> _WHAT IS REQUIRED_: The lines you return must be all those in the data that hold the string "Sarkophags".

> _DATASET RECORDS_:
········

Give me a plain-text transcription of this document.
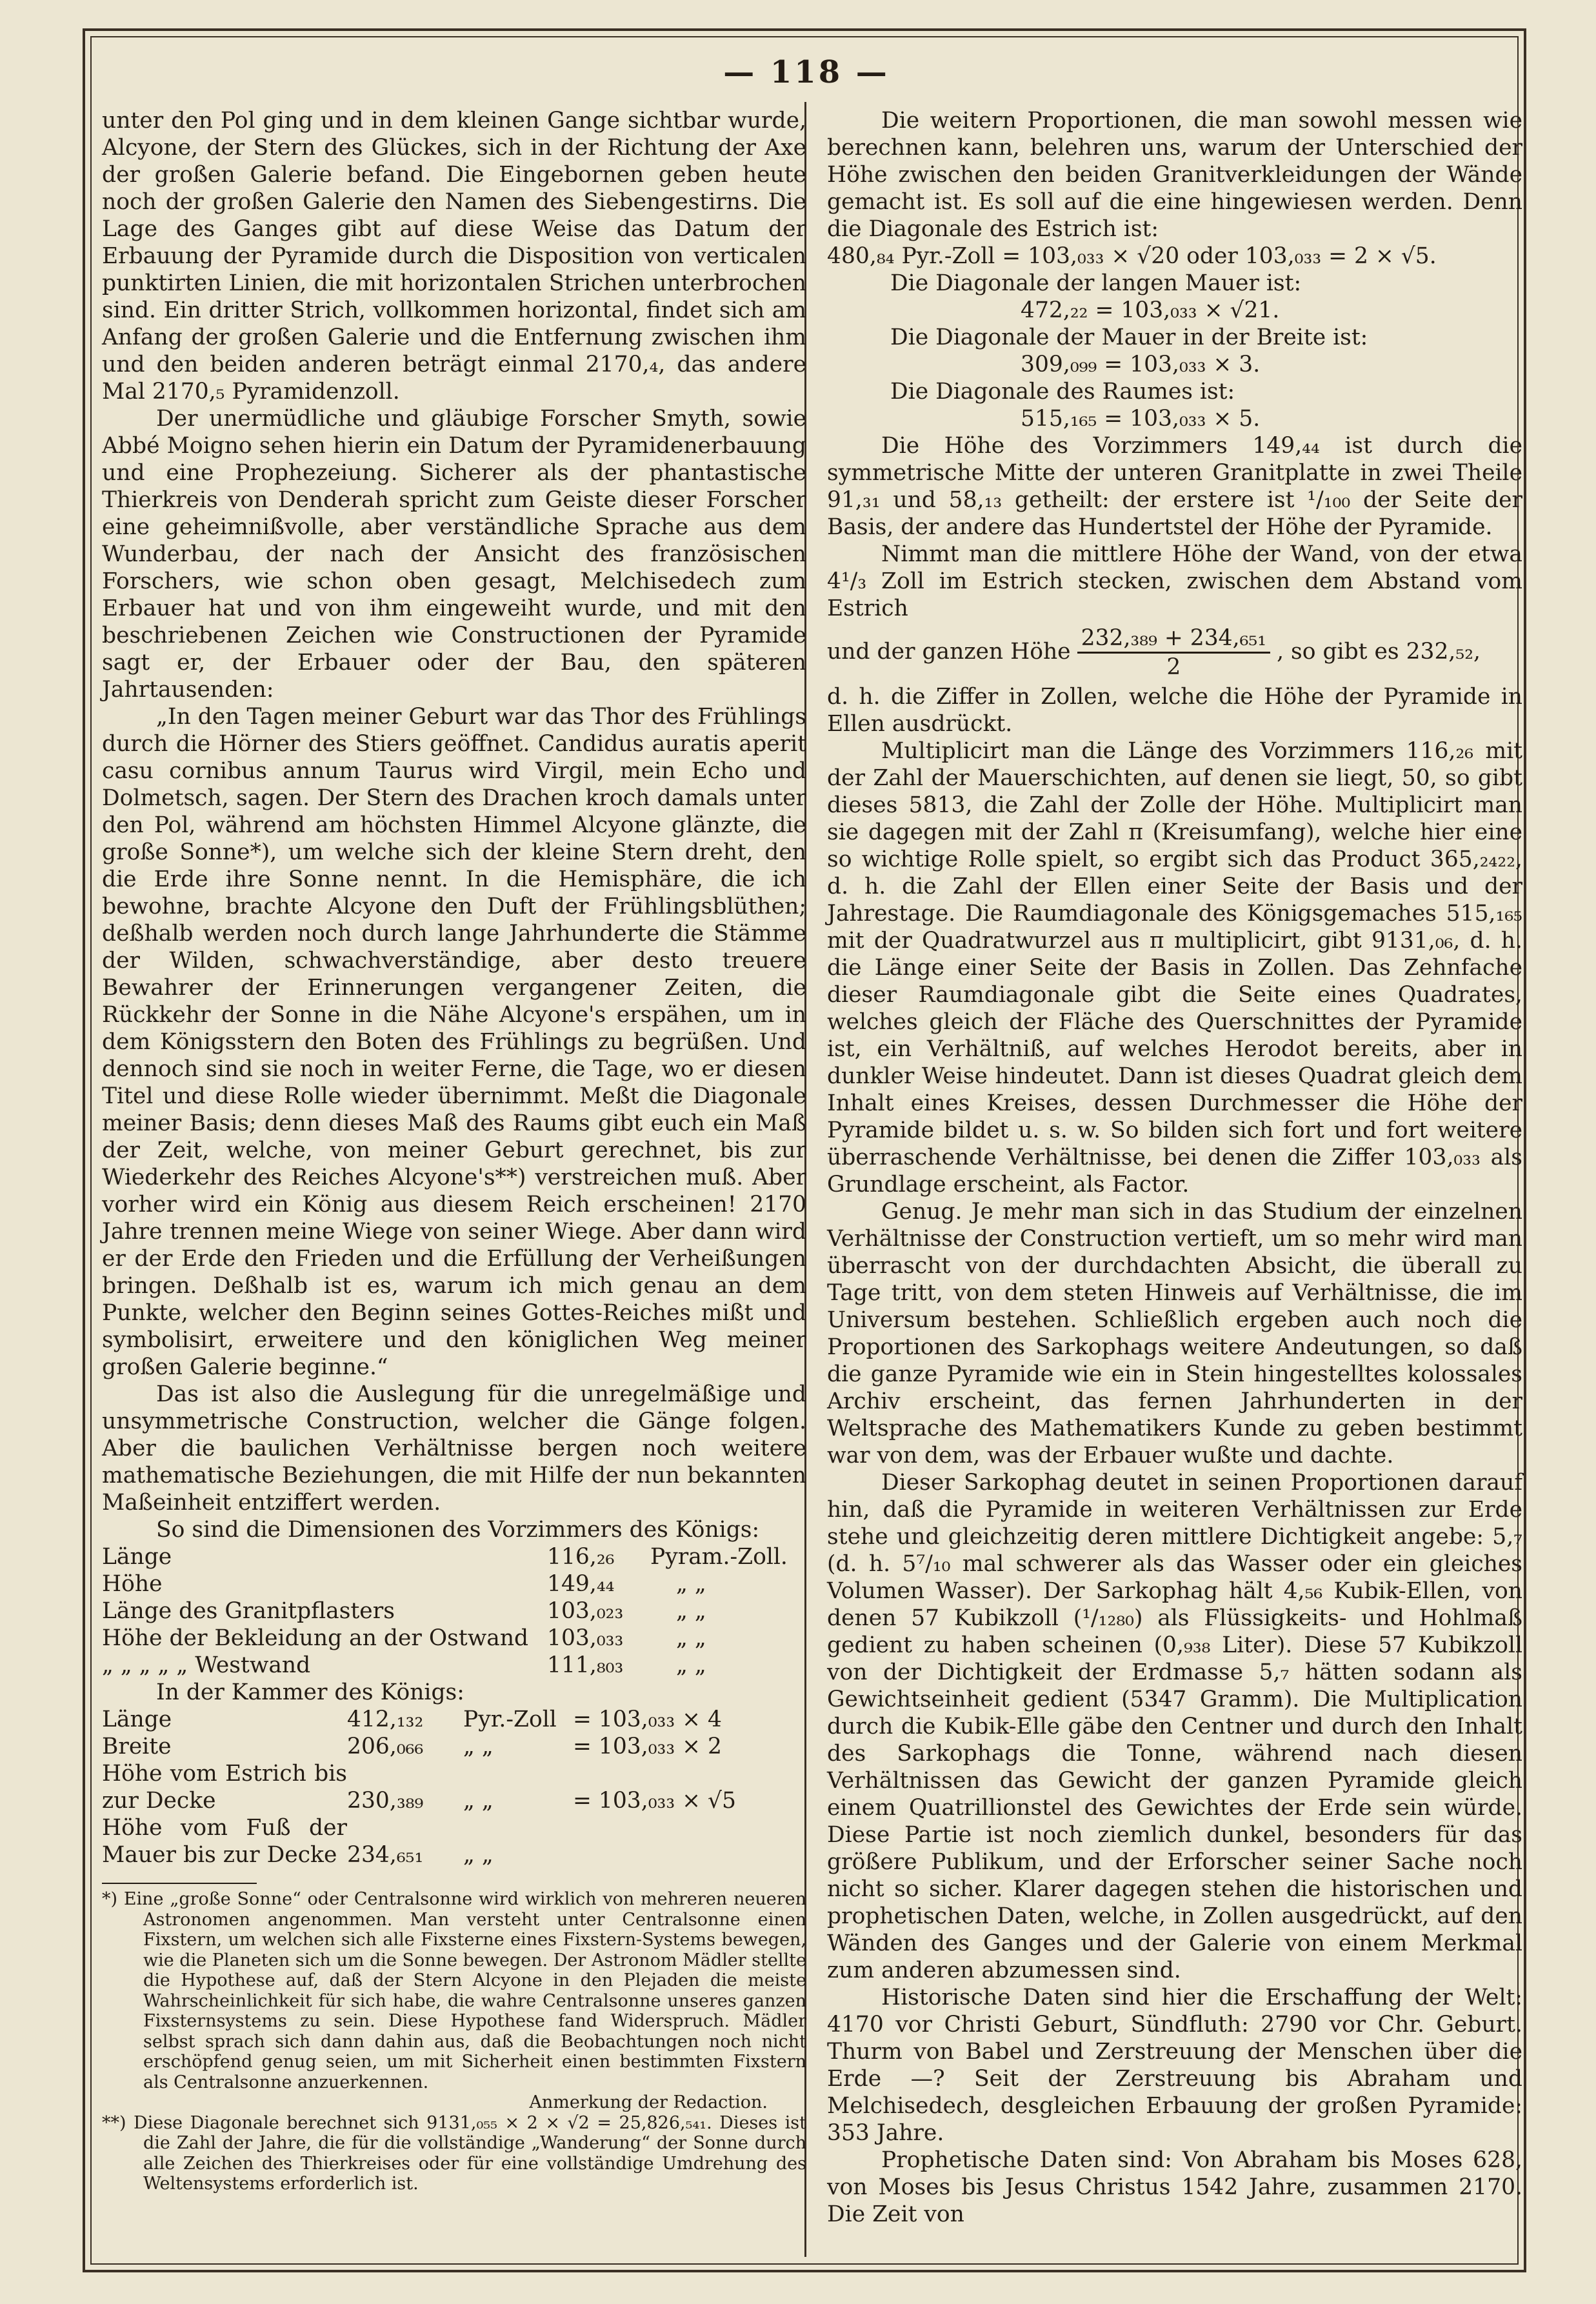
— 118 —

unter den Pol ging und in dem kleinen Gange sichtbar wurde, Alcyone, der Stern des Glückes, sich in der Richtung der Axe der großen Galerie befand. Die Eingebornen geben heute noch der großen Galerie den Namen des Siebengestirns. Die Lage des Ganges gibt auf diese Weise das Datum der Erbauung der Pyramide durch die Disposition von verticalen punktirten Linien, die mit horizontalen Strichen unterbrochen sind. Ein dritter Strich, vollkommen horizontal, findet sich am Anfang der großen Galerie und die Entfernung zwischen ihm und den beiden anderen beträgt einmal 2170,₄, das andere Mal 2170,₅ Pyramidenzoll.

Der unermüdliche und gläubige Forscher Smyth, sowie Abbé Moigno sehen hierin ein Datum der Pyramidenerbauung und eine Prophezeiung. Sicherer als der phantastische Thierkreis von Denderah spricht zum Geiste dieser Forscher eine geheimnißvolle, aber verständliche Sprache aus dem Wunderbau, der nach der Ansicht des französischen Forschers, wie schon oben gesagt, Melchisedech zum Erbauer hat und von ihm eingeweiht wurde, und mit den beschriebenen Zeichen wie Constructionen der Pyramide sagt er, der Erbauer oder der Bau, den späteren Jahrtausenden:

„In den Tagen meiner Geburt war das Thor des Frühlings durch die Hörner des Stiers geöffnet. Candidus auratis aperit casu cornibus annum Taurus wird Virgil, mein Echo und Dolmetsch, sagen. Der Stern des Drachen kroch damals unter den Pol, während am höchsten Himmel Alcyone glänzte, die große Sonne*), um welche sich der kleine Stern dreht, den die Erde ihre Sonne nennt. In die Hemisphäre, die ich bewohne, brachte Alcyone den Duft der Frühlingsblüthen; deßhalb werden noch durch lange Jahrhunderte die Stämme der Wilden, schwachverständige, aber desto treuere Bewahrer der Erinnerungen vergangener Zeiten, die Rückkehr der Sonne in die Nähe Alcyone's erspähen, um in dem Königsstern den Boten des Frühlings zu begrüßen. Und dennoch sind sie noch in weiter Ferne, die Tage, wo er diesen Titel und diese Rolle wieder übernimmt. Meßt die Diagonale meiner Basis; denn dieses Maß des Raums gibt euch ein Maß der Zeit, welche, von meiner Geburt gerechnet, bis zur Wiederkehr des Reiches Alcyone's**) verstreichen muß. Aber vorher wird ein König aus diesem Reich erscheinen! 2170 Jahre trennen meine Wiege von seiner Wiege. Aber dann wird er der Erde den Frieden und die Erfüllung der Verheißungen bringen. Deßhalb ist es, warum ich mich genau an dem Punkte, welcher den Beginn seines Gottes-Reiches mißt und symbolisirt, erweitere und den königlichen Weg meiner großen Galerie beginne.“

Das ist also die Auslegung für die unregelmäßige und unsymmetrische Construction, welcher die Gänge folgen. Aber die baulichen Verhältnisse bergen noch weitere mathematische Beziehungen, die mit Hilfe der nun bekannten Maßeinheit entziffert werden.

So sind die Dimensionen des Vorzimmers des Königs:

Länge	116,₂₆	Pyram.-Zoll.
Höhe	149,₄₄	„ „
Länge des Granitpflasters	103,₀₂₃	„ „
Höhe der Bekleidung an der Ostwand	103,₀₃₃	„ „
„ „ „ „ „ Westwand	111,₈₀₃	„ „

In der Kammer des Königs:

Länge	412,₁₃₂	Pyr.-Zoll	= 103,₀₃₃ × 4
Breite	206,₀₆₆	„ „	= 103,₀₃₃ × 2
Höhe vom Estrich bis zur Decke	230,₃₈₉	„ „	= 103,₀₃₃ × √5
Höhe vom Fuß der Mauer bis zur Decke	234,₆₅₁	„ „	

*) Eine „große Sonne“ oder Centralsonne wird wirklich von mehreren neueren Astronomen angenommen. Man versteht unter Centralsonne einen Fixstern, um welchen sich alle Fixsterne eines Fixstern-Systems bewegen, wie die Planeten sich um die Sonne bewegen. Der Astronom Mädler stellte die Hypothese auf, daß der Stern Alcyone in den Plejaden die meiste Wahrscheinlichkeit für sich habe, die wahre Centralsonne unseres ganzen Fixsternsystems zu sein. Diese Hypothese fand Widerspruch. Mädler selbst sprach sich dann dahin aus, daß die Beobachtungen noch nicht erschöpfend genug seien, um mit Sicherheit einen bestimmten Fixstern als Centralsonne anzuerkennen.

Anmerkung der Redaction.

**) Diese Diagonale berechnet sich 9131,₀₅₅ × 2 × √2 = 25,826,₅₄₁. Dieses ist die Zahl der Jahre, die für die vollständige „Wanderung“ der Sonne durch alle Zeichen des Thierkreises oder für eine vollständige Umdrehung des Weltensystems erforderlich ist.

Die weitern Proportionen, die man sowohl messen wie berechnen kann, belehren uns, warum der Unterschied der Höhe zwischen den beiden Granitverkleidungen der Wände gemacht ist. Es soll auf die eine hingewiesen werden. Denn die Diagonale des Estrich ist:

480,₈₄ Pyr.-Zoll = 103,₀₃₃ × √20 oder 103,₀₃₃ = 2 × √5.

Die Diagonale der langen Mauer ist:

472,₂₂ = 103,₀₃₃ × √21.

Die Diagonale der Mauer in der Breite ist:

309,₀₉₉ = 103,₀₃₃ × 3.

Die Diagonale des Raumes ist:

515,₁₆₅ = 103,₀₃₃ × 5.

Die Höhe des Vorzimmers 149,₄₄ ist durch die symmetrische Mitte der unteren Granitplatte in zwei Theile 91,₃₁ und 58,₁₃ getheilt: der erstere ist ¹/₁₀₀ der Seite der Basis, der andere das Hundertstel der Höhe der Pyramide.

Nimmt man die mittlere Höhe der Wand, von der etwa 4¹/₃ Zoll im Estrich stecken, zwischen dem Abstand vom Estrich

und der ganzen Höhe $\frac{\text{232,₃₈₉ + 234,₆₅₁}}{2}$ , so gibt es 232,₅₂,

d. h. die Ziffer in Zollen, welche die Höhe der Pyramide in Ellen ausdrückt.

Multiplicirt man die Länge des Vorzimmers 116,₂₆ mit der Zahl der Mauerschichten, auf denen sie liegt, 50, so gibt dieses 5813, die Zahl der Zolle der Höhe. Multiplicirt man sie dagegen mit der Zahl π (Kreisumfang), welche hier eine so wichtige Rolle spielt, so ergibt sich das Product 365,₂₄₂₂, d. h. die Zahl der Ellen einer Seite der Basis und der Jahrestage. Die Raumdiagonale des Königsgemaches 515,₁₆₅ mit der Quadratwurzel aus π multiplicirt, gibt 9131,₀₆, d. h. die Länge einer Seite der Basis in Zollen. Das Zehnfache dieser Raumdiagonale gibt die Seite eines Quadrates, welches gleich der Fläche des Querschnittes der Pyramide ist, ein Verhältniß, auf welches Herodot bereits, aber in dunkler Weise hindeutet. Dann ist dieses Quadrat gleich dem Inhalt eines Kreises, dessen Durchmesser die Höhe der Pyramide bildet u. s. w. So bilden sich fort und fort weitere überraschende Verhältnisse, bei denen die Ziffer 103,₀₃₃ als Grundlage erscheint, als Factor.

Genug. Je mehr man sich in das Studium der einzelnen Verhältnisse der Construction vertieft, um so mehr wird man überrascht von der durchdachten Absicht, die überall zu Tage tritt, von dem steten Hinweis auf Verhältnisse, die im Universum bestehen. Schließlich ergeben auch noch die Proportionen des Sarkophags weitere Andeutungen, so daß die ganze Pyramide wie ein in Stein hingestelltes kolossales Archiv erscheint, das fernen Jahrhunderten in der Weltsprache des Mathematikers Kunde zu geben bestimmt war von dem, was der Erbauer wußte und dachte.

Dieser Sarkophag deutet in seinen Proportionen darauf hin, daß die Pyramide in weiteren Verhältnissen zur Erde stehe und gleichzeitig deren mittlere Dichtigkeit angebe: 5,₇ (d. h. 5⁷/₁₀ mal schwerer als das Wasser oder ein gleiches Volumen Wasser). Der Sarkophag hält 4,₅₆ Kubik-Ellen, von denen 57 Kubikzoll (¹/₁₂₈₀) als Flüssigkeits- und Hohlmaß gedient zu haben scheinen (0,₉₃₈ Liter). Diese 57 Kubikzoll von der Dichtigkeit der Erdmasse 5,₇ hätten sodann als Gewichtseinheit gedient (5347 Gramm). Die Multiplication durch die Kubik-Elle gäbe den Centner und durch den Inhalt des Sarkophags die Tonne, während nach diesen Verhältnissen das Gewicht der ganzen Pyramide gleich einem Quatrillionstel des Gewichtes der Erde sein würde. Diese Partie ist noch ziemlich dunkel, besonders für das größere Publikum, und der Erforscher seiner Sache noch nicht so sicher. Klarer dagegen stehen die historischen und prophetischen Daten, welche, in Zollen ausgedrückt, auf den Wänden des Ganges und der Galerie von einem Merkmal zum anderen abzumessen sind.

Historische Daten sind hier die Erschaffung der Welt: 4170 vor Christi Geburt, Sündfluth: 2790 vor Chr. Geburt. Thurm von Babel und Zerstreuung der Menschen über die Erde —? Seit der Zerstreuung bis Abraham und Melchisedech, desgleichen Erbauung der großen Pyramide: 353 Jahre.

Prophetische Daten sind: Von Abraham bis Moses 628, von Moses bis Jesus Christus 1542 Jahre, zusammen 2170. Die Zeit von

········

> _OUTPUT FOR THIS EXERCISE_:
Genug. Je mehr man sich in das Studium der einzelnen Verhältnisse der Construction vertieft, um so mehr wird man überrascht von der durchdachten Absicht, die überall zu Tage tritt, von dem steten Hinweis auf Verhältnisse, die im Universum bestehen. Schließlich ergeben auch noch die Proportionen des Sarkophags weitere Andeutungen, so daß die ganze Pyramide wie ein in Stein hingestelltes kolossales Archiv erscheint, das fernen Jahrhunderten in der Weltsprache des Mathematikers Kunde zu geben bestimmt war von dem, was der Erbauer wußte und dachte.
Dieser Sarkophag deutet in seinen Proportionen darauf hin, daß die Pyramide in weiteren Verhältnissen zur Erde stehe und gleichzeitig deren mittlere Dichtigkeit angebe: 5,₇ (d. h. 5⁷/₁₀ mal schwerer als das Wasser oder ein gleiches Volumen Wasser). Der Sarkophag hält 4,₅₆ Kubik-Ellen, von denen 57 Kubikzoll (¹/₁₂₈₀) als Flüssigkeits- und Hohlmaß gedient zu haben scheinen (0,₉₃₈ Liter). Diese 57 Kubikzoll von der Dichtigkeit der Erdmasse 5,₇ hätten sodann als Gewichtseinheit gedient (5347 Gramm). Die Multiplication durch die Kubik-Elle gäbe den Centner und durch den Inhalt des Sarkophags die Tonne, während nach diesen Verhältnissen das Gewicht der ganzen Pyramide gleich einem Quatrillionstel des Gewichtes der Erde sein würde. Diese Partie ist noch ziemlich dunkel, besonders für das größere Publikum, und der Erforscher seiner Sache noch nicht so sicher. Klarer dagegen stehen die historischen und prophetischen Daten, welche, in Zollen ausgedrückt, auf den Wänden des Ganges und der Galerie von einem Merkmal zum anderen abzumessen sind.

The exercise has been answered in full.